# THE EXERCISE:
Pick out each row below that contains the string "axis" and copy those rows in full. Case counts.

------

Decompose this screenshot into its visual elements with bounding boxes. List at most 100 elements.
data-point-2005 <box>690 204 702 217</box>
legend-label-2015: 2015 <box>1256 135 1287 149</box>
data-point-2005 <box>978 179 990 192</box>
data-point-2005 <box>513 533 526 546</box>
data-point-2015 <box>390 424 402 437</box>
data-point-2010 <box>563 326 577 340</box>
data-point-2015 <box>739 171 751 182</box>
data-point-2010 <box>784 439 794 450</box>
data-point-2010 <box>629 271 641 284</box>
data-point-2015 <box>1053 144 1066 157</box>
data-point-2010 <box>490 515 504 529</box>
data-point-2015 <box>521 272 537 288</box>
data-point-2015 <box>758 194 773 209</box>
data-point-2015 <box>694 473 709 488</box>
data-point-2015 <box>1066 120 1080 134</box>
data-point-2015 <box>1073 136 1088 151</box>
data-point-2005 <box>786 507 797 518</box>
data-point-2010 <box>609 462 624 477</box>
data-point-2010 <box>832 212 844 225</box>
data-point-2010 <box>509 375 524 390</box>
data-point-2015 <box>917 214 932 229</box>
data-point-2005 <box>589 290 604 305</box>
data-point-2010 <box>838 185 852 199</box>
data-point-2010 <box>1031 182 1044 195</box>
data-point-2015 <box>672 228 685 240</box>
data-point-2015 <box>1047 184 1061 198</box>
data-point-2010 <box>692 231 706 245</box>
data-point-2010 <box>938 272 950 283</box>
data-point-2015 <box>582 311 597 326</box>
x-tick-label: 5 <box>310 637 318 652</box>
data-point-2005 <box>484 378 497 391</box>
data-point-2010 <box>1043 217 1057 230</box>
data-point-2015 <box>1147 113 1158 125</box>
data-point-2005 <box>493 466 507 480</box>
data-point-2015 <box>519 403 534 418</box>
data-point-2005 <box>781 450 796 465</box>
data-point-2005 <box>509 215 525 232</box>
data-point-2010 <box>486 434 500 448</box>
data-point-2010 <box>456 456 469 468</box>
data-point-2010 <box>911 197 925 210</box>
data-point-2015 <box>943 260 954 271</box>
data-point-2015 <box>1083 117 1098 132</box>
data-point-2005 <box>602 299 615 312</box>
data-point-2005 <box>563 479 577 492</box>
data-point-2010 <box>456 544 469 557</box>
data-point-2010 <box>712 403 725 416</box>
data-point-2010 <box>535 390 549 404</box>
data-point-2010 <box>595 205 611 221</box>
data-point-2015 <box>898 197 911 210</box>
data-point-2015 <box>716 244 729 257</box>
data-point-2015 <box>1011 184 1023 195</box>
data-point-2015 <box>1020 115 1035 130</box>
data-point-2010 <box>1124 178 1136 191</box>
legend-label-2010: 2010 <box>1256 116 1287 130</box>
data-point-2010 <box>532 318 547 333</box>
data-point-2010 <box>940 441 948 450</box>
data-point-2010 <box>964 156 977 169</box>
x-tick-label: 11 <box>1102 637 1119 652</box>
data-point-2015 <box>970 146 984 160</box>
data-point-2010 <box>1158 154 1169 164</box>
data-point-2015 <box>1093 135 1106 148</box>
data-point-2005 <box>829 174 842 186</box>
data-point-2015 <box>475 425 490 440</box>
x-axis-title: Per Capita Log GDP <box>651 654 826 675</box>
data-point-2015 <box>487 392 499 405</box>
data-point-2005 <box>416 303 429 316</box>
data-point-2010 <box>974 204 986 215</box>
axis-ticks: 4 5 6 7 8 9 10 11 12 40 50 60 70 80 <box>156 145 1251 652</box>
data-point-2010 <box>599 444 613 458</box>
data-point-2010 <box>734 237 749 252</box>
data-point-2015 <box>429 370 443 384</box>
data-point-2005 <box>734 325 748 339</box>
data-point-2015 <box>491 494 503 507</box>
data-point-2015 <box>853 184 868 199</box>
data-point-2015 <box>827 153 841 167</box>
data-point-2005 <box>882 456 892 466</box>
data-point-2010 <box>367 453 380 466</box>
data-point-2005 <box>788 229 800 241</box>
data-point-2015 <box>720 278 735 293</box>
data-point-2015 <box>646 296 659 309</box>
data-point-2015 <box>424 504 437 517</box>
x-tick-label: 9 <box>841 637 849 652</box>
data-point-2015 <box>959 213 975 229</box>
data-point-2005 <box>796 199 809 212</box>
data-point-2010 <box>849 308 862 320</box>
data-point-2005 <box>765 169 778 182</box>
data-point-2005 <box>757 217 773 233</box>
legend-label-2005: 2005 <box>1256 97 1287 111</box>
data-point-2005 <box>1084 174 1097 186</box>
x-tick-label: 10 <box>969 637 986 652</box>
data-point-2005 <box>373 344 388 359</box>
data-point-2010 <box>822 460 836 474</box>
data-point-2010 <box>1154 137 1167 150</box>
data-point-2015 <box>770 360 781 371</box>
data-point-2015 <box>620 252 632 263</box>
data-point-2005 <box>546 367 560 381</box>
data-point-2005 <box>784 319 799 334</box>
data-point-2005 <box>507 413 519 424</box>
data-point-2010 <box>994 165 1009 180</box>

------

# EXPECTED OUTPUT:
x-axis-title: Per Capita Log GDP <box>651 654 826 675</box>
axis-ticks: 4 5 6 7 8 9 10 11 12 40 50 60 70 80 <box>156 145 1251 652</box>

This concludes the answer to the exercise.